CONSIGNE 1: Dans le texte sur les couteaux, citez tout le passage qui va de « Les couteaux dont » jusqu'à « et de l’occasion. ».
CONSIGNE 2: D'après le texte sur les couteaux, au-delà de quelle longueur de lame un couteau ne doit-il pas être utilisé dans des espaces publics ?
++++ TEXTE FOURNI ++++
Dans une interview accordée à RTL, Luc Thiel, commissaire en chef de la section armurerie de la Police, explique quelles sont les règles et les risques liés à la manipulation des couteaux.
“Il existe trois catégories”, explique Luc Thiel. “La première catégorie comprend les couteaux de poche, que nous sommes autorisés à porter. La deuxième catégorie comprend les couteaux avec des grandes lames, comme les couteaux de cuisine, que les adultes peuvent acheter et conserver à la maison. Et puis il y a les couteaux qui sont interdits.”
Les couteaux que l’on est autorisé à avoir sur soi dans l’espace public doivent répondre à des exigences strictes :
“Si quelqu’un a un couteau sur lui et que la police le contrôle, le couteau de poche, c’est ok. Mais si je me promène avec un poignard, ou si j’en ai un qui traîne dans la voiture, alors ce n’est plus autorisé, car je n’ai le droit de posséder ce couteau qu’à la maison”, explique Luc Thiel. “Dans ce cas, la police peut saisir le couteau : il est confisqué et conservé par la police et le parquet. Un procès‑verbal est bien sûr dressé, et c’est le parquet qui décide ensuite de ce qu’il advient du couteau : est‑ce que la personne le récupère, est‑ce qu’il est restitué, ou bien est‑il saisi et détruit ? Dans ce dernier cas, il reste à l’armurerie de la police jusqu’à ce qu’il soit détruit.”
Les couteaux dont la lame dépasse neuf centimètres, par exemple les couteaux de cuisine, ne doivent pas être utilisés dans des espaces publics. Mais qu’en est‑il, par exemple, lorsqu’on va pique‑niquer ou camper ?
“Dans ce cas, nous pouvons utiliser des couteaux de poche, ils suffisent”, répond Luc Thiel.
Les couteaux avec de grandes lames, utilisés pour le bricolage, la cuisine ou à des fins artistiques, sont en général destinés à un usage privé. Le fait de pouvoir les utiliser dans l’espace public dépend du contexte et de l’occasion.
++++ ITEMS FOURNIS ++++
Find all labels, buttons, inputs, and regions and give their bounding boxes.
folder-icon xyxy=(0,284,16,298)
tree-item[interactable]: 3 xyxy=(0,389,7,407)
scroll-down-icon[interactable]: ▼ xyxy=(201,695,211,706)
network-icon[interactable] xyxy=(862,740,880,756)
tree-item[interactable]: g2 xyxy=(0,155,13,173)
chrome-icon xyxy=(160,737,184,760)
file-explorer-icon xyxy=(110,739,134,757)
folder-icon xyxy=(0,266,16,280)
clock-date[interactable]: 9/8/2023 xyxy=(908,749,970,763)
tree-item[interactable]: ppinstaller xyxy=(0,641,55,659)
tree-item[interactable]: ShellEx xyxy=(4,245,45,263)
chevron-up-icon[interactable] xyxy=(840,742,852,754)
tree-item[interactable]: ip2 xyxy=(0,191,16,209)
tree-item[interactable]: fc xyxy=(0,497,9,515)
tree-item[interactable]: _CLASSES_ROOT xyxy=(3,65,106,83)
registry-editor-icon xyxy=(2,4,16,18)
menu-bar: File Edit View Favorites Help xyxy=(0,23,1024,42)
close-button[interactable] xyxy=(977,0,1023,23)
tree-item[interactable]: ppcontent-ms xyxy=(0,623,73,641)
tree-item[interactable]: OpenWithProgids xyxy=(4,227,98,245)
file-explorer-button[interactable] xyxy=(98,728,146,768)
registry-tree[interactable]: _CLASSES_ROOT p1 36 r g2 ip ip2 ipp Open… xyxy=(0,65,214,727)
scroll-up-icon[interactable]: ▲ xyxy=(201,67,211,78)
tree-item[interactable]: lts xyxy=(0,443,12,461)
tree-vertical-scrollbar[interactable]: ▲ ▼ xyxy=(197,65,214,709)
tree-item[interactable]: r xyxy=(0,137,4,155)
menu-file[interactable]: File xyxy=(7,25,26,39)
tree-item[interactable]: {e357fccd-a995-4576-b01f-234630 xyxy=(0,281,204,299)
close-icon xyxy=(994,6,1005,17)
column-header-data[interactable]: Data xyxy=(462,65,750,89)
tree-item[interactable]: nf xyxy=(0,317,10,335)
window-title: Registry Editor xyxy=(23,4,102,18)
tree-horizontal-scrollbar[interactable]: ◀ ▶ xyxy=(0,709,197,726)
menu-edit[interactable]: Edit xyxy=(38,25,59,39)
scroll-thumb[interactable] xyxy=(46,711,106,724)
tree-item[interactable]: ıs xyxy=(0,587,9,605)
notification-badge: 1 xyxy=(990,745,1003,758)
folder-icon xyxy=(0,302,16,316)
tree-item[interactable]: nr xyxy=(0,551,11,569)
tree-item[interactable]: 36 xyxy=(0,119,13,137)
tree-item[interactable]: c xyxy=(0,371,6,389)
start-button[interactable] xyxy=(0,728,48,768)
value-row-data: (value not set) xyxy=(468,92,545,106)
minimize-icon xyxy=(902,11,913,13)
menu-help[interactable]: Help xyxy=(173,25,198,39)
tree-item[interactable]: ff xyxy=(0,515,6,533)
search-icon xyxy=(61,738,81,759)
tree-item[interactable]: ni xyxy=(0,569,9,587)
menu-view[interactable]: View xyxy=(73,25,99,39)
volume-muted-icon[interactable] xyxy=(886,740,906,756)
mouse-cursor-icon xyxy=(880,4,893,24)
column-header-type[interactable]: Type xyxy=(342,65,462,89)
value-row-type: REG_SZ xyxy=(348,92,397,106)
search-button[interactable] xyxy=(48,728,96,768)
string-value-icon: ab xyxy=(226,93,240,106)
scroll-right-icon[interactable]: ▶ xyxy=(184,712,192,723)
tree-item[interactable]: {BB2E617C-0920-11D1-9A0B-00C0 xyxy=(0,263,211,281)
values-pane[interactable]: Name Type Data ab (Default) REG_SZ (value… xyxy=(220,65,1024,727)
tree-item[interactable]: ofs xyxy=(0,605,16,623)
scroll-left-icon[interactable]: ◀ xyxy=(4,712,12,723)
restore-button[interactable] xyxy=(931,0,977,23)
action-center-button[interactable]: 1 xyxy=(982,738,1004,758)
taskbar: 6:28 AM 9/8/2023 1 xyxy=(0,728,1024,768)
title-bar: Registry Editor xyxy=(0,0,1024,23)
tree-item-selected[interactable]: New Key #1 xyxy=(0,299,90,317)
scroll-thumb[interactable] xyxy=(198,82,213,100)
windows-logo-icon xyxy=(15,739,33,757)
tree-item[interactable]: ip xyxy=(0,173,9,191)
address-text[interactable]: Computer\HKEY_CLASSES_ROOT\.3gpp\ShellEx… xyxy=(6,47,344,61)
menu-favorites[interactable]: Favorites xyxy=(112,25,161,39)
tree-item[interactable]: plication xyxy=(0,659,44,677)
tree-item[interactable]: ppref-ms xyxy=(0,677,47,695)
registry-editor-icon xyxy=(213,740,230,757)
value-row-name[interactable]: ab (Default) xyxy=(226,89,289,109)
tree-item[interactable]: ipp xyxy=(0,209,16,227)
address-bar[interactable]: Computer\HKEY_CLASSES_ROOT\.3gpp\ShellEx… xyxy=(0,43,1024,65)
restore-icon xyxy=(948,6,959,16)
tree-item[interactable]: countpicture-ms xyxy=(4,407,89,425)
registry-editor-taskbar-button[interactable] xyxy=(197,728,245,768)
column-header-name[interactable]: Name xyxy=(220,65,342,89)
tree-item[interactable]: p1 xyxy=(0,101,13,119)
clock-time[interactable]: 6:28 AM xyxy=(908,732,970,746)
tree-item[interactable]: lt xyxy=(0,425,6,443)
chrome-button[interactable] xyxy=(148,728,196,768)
++++
CORRIGÉ 1:
Les couteaux dont la lame dépasse neuf centimètres, par exemple les couteaux de cuisine, ne doivent pas être utilisés dans des espaces publics. Mais qu’en est‑il, par exemple, lorsqu’on va pique‑niquer ou camper ?
“Dans ce cas, nous pouvons utiliser des couteaux de poche, ils suffisent”, répond Luc Thiel.
Les couteaux avec de grandes lames, utilisés pour le bricolage, la cuisine ou à des fins artistiques, sont en général destinés à un usage privé. Le fait de pouvoir les utiliser dans l’espace public dépend du contexte et de l’occasion.

CORRIGÉ 2: Neuf centimètres.